_SHORT EXERCISE_
Reproduce word for word the stretch of the data below from the line containing "where is each" through the line containing "383, 363, 457]", and nothing else.

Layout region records
>> Begin
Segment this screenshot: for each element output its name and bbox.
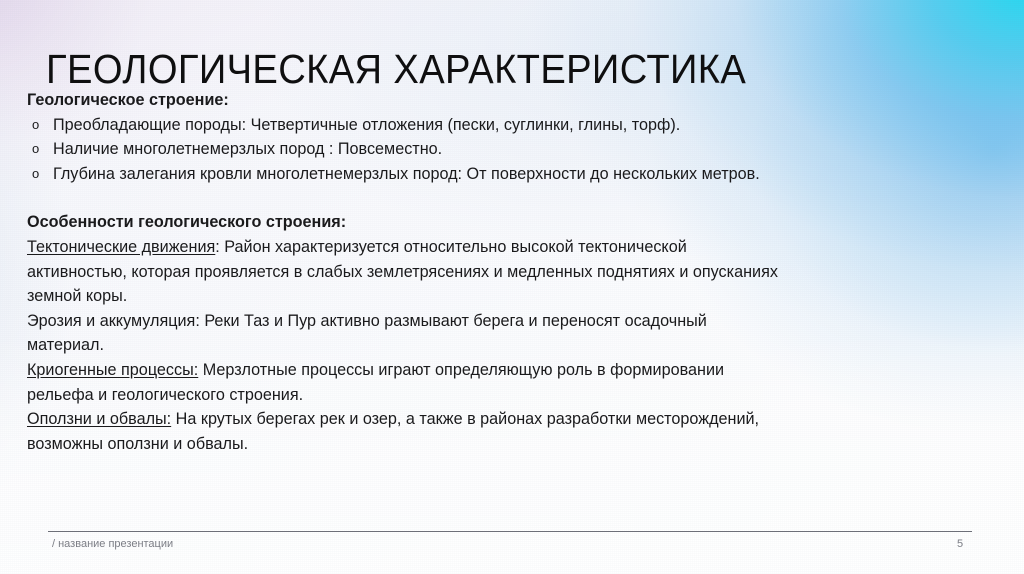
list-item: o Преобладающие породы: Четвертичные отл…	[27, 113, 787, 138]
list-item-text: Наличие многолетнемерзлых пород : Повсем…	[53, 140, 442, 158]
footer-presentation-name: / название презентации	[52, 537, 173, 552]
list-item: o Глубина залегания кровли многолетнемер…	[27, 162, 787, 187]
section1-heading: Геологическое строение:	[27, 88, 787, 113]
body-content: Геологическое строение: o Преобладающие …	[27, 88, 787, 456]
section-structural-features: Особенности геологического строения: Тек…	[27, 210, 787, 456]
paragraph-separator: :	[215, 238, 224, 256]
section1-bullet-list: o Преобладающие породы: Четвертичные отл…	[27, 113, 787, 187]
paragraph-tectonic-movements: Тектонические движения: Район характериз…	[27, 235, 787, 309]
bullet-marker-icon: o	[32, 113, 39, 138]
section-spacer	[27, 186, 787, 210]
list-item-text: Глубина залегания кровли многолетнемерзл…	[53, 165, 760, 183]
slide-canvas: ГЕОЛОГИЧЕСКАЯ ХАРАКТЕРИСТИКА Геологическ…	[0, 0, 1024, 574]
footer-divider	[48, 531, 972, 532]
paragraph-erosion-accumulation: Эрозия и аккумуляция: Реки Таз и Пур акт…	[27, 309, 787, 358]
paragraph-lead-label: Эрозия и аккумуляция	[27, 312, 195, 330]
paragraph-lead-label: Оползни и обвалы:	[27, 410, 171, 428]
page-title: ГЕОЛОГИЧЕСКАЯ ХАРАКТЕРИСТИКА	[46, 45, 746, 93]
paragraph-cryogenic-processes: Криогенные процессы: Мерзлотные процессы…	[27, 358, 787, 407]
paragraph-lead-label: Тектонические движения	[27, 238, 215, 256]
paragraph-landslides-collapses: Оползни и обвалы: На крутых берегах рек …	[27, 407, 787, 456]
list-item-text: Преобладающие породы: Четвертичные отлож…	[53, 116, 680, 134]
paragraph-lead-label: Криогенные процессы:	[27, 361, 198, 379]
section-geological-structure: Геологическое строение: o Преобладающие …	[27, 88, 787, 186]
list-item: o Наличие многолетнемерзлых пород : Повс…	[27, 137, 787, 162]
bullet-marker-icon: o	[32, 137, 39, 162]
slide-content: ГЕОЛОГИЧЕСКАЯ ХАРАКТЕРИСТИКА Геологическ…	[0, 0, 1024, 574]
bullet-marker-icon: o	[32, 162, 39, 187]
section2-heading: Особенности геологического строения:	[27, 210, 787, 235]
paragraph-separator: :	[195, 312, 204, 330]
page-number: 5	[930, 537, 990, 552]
>> End
>> Begin
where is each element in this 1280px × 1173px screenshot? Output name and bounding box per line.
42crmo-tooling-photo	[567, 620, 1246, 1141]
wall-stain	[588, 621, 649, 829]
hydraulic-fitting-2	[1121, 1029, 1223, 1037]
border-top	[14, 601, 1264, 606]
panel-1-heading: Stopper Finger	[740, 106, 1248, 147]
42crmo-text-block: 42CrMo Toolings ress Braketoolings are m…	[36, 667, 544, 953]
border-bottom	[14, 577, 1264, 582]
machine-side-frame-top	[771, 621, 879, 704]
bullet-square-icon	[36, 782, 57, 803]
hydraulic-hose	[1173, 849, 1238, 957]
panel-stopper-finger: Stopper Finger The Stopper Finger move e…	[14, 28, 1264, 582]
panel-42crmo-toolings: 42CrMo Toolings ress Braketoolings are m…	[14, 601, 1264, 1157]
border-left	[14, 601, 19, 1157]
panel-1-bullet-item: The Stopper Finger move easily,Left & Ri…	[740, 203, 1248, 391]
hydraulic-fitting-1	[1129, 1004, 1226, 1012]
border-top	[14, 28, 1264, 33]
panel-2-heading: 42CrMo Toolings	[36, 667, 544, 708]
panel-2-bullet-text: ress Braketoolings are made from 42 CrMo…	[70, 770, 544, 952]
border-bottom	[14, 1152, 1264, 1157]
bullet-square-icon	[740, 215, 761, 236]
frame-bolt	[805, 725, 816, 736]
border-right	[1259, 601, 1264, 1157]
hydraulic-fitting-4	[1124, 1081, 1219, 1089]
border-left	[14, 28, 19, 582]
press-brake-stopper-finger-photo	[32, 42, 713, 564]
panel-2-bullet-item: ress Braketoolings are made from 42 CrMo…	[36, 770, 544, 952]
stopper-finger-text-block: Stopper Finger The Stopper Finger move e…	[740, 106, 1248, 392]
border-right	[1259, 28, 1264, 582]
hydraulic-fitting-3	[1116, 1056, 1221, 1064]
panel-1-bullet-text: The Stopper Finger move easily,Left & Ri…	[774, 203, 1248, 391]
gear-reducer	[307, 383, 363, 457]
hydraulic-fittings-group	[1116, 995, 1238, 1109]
>> End
_TASK ANSWER_
where is each element in this 1280px × 1173px screenshot? Output name and bounding box per line.
42crmo-tooling-photo	[567, 620, 1246, 1141]
wall-stain	[588, 621, 649, 829]
hydraulic-fitting-2	[1121, 1029, 1223, 1037]
border-top	[14, 601, 1264, 606]
panel-1-heading: Stopper Finger	[740, 106, 1248, 147]
42crmo-text-block: 42CrMo Toolings ress Braketoolings are m…	[36, 667, 544, 953]
border-bottom	[14, 577, 1264, 582]
machine-side-frame-top	[771, 621, 879, 704]
bullet-square-icon	[36, 782, 57, 803]
hydraulic-hose	[1173, 849, 1238, 957]
panel-stopper-finger: Stopper Finger The Stopper Finger move e…	[14, 28, 1264, 582]
panel-42crmo-toolings: 42CrMo Toolings ress Braketoolings are m…	[14, 601, 1264, 1157]
border-left	[14, 601, 19, 1157]
panel-1-bullet-item: The Stopper Finger move easily,Left & Ri…	[740, 203, 1248, 391]
hydraulic-fitting-1	[1129, 1004, 1226, 1012]
border-top	[14, 28, 1264, 33]
panel-2-heading: 42CrMo Toolings	[36, 667, 544, 708]
panel-2-bullet-text: ress Braketoolings are made from 42 CrMo…	[70, 770, 544, 952]
border-bottom	[14, 1152, 1264, 1157]
bullet-square-icon	[740, 215, 761, 236]
frame-bolt	[805, 725, 816, 736]
border-right	[1259, 601, 1264, 1157]
hydraulic-fitting-4	[1124, 1081, 1219, 1089]
border-left	[14, 28, 19, 582]
press-brake-stopper-finger-photo	[32, 42, 713, 564]
panel-2-bullet-item: ress Braketoolings are made from 42 CrMo…	[36, 770, 544, 952]
stopper-finger-text-block: Stopper Finger The Stopper Finger move e…	[740, 106, 1248, 392]
border-right	[1259, 28, 1264, 582]
hydraulic-fitting-3	[1116, 1056, 1221, 1064]
panel-1-bullet-text: The Stopper Finger move easily,Left & Ri…	[774, 203, 1248, 391]
gear-reducer	[307, 383, 363, 457]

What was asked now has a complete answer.